Count how many lines of the data below contain the string "superficial"; the reply should be that number alone.

◆ **RECORDS SUPPLIED**
[start]

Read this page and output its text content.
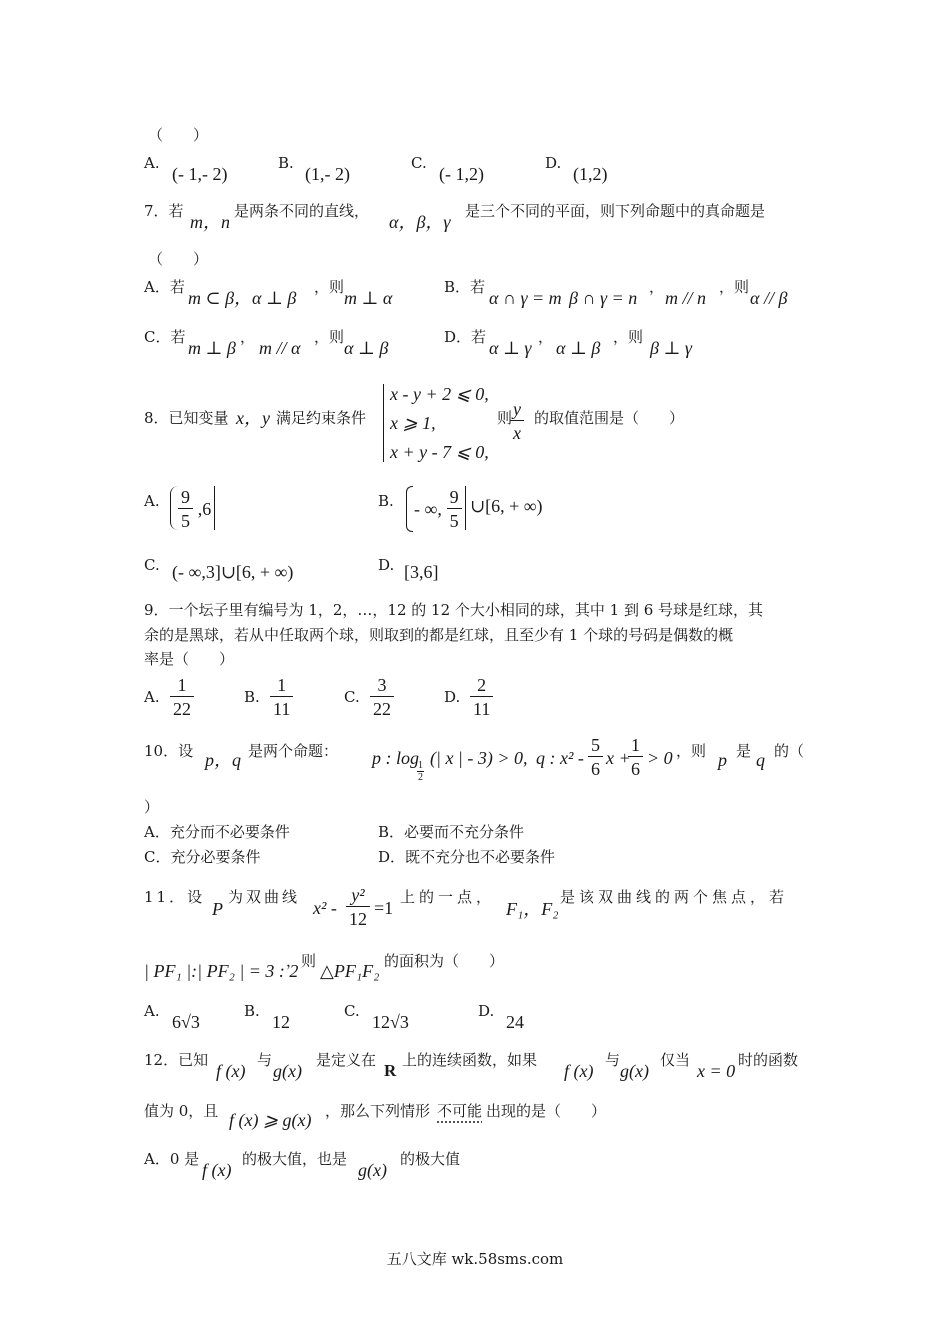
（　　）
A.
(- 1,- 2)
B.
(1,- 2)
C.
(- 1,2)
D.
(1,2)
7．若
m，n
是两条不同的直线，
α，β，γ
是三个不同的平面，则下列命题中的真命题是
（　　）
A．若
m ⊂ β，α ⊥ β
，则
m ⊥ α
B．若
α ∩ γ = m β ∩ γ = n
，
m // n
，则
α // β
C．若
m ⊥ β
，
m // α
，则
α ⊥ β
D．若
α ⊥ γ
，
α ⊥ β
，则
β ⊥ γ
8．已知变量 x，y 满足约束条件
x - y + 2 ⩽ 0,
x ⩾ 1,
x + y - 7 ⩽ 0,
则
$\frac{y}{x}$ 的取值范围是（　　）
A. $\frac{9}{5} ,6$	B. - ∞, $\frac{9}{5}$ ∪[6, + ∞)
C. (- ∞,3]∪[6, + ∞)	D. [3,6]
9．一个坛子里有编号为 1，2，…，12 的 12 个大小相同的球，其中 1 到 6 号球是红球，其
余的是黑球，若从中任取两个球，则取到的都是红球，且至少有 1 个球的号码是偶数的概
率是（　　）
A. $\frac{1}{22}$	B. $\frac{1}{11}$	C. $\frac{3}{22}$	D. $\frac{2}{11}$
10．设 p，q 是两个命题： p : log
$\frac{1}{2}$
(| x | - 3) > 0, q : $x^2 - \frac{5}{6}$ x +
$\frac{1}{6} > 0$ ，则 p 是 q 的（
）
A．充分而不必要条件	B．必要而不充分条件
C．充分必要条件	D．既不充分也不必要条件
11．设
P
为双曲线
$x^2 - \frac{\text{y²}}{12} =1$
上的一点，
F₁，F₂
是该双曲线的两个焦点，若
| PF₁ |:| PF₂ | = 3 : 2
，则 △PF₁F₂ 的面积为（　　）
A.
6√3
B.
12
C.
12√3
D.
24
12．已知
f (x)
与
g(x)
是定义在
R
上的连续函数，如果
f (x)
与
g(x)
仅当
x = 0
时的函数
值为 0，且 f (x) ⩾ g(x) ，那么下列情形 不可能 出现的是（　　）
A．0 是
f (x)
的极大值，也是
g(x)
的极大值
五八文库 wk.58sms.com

[end]
[start]

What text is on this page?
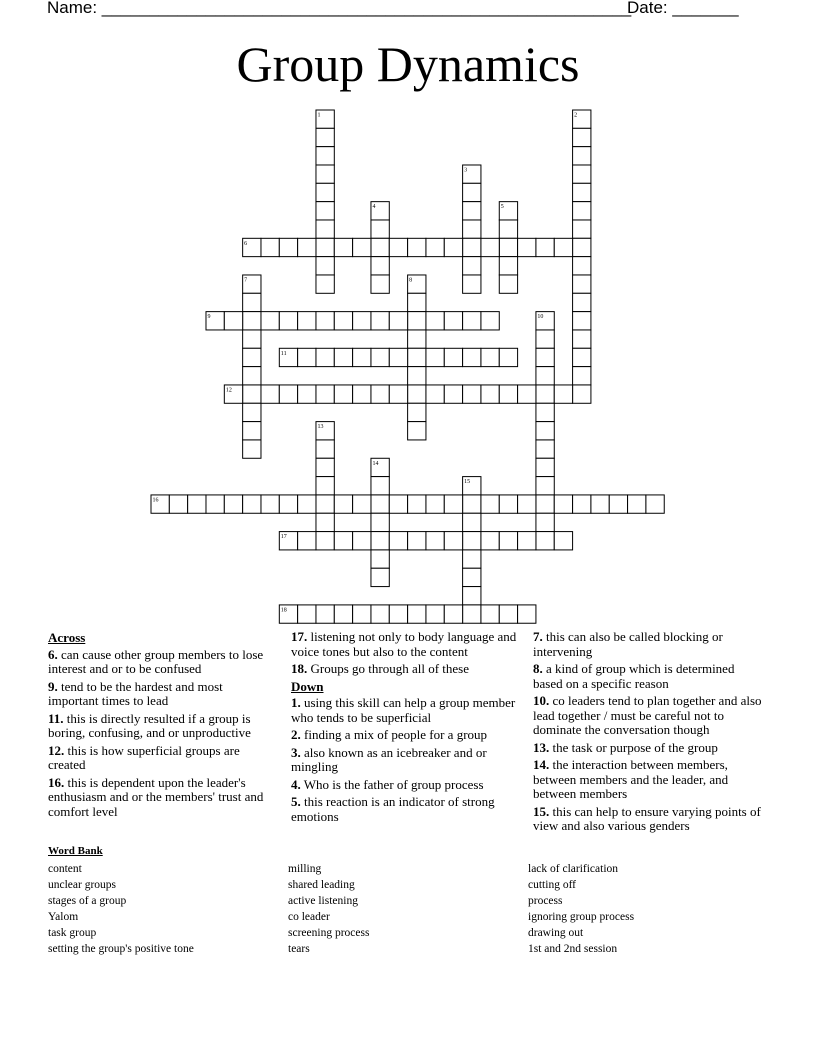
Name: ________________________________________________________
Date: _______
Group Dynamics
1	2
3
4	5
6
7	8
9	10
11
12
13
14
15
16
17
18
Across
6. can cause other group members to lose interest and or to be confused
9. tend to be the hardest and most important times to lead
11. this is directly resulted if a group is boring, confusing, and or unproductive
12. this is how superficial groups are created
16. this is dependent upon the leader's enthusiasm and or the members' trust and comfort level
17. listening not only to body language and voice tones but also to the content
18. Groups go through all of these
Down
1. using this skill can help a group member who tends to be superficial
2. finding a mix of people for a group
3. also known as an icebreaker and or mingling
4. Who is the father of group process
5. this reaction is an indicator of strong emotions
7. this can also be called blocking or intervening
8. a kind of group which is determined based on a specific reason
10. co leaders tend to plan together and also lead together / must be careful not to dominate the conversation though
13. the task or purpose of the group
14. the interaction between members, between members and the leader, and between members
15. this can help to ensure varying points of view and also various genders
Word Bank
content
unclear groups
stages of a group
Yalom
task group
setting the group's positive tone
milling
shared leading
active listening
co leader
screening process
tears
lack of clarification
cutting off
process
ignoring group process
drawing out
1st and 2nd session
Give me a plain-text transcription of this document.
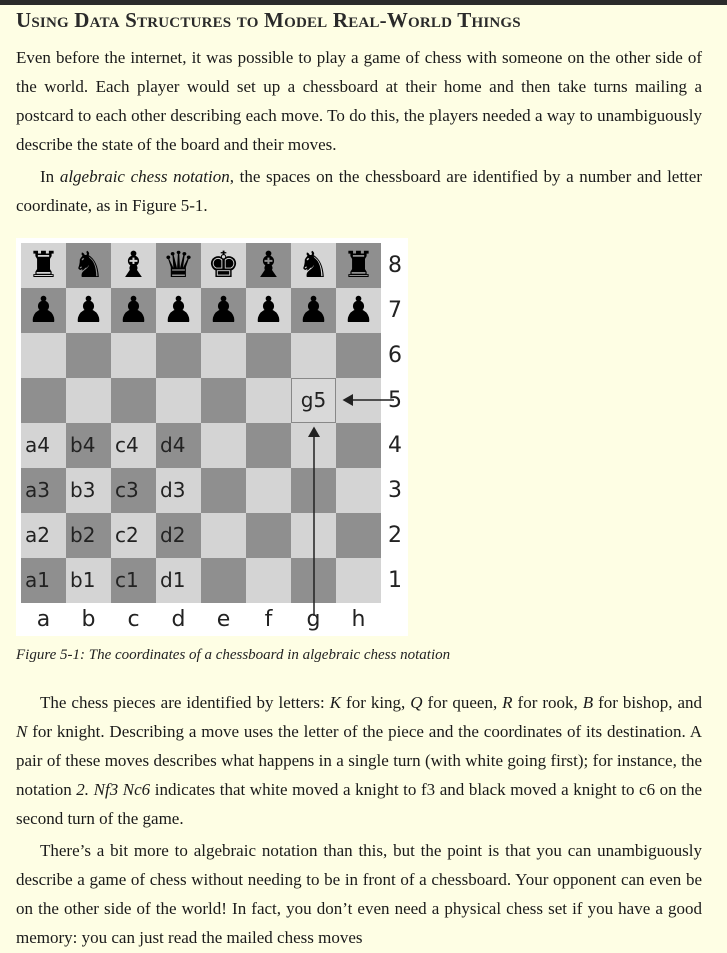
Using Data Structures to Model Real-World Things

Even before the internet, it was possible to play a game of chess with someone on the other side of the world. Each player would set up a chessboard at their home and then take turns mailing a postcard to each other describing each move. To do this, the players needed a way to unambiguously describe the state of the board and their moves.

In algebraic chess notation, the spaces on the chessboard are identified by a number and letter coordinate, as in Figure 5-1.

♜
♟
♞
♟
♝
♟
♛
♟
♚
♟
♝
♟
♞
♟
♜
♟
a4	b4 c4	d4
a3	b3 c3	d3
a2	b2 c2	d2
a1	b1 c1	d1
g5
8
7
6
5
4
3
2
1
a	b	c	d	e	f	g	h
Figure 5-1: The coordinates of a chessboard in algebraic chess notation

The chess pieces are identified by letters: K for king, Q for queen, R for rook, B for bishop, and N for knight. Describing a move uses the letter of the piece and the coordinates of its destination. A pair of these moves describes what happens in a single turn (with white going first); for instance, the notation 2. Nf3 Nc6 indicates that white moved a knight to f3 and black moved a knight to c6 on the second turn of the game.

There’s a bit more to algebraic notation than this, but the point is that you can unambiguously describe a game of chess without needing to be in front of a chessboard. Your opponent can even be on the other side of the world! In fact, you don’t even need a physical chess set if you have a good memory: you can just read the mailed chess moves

[end]

◆ **RESULT OF THIS EXERCISE**
2